* **What the exercise asks**:
Which lines hold the word "will"? Copy each of them from the material.

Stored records
================

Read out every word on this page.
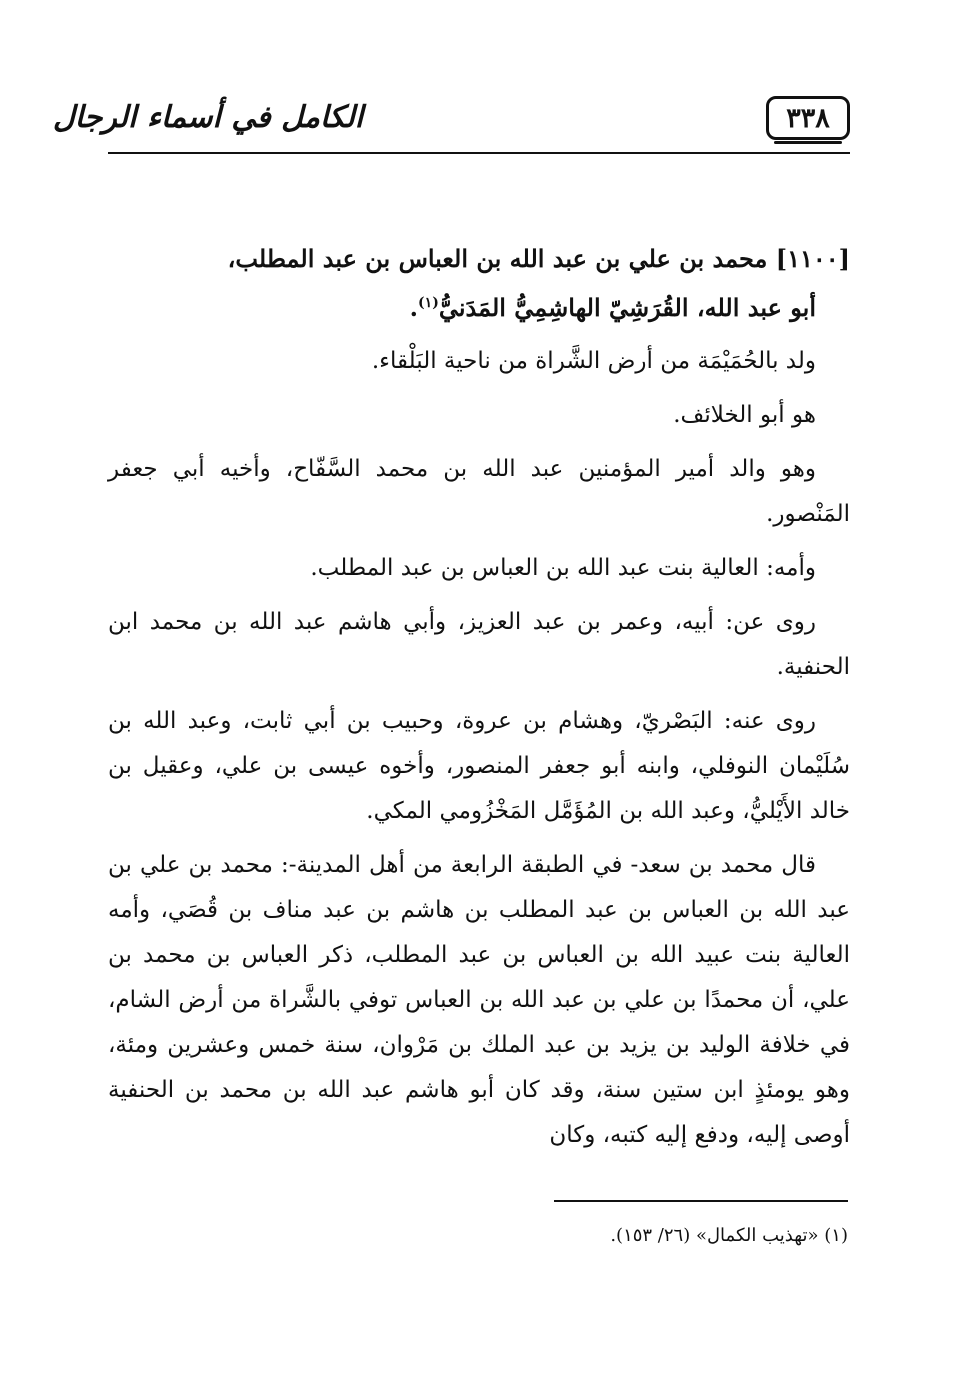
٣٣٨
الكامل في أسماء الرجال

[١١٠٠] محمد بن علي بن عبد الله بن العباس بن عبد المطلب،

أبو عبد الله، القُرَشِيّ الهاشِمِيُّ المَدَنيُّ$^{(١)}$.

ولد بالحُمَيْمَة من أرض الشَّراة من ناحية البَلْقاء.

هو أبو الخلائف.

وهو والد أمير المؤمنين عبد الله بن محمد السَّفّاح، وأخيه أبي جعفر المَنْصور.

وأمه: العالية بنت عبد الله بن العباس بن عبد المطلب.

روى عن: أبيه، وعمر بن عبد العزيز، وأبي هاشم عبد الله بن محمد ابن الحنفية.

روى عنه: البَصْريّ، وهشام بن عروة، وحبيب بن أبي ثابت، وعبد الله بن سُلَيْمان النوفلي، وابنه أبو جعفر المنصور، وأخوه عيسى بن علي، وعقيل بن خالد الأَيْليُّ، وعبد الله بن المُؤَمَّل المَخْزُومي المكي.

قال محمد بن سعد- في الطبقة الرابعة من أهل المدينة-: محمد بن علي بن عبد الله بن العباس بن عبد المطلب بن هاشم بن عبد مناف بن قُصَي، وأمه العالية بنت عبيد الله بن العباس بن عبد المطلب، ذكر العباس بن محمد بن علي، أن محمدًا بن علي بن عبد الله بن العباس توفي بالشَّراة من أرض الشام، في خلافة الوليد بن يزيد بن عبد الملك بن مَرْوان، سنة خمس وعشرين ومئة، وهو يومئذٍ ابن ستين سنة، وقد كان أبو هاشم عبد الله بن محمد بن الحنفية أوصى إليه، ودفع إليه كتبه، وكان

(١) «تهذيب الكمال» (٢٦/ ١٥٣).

================

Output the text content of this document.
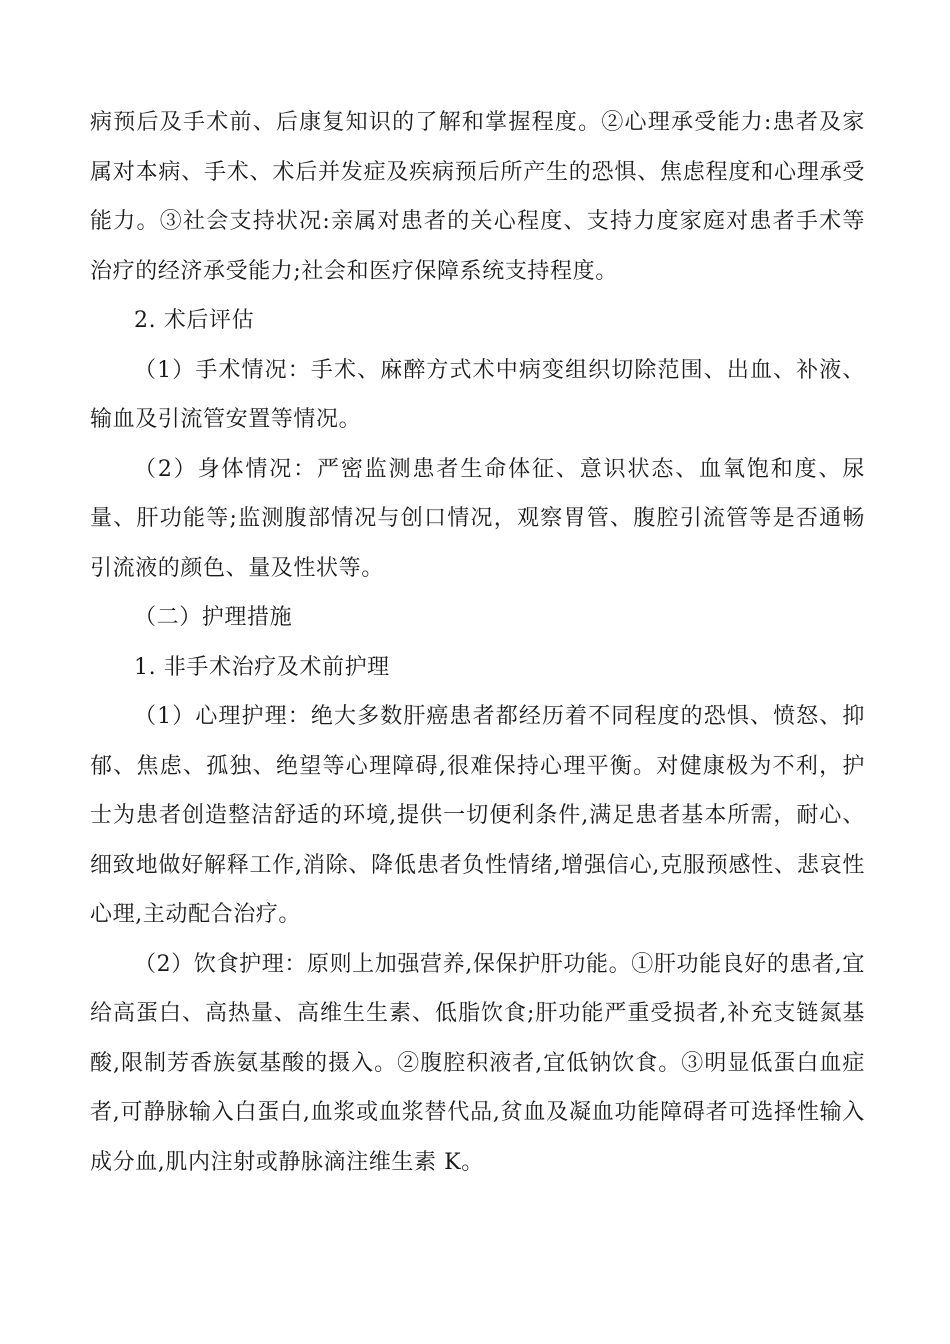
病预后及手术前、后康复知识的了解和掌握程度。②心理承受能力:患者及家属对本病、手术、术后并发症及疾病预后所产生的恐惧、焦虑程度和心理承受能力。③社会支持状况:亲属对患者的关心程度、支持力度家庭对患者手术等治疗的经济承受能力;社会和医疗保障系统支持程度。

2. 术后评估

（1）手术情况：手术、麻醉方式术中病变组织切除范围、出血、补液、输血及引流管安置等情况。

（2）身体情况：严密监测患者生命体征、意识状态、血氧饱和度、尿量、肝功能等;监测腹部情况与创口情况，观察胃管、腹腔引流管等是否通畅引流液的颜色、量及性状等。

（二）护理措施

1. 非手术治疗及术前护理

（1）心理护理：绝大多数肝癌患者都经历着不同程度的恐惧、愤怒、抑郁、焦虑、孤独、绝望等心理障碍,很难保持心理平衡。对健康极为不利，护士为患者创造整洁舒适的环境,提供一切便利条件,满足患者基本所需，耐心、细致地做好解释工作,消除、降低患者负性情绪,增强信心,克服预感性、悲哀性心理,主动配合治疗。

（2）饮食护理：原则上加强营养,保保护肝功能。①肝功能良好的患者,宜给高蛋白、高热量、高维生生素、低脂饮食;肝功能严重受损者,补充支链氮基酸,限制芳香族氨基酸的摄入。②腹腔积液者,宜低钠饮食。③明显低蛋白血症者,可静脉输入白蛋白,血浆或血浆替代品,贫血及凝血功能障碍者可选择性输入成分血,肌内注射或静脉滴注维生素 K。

================

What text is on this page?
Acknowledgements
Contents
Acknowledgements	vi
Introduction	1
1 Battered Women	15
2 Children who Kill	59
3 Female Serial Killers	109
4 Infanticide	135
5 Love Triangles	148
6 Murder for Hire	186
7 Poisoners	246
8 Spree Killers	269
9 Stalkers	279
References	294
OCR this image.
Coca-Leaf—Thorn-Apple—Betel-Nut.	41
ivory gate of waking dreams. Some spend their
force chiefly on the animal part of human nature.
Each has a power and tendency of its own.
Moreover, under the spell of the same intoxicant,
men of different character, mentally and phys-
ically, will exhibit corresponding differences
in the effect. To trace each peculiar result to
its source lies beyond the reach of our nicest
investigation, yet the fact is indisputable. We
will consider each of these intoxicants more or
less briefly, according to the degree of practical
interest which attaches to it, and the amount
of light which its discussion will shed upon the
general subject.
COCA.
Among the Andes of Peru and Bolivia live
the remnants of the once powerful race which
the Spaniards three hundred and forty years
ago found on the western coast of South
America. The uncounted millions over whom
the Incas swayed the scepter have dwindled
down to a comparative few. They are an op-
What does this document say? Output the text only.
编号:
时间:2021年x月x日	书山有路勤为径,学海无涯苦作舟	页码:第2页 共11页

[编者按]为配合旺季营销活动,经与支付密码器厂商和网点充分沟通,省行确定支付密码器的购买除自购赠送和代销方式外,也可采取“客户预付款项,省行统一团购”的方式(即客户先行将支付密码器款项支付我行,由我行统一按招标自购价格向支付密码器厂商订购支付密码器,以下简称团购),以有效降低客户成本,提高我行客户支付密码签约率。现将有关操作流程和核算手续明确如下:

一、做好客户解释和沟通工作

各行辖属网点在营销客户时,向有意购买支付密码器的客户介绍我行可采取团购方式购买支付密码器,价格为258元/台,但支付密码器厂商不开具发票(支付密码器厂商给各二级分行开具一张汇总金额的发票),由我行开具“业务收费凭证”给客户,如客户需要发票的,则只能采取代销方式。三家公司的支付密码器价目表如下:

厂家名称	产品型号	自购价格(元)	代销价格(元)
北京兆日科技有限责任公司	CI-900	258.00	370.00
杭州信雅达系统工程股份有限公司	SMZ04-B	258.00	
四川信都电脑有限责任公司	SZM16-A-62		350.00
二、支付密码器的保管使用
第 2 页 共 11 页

================

* **Result of the exercise**:
ically, will exhibit corresponding differences
will consider each of these intoxicants more or
of light which its discussion will shed upon the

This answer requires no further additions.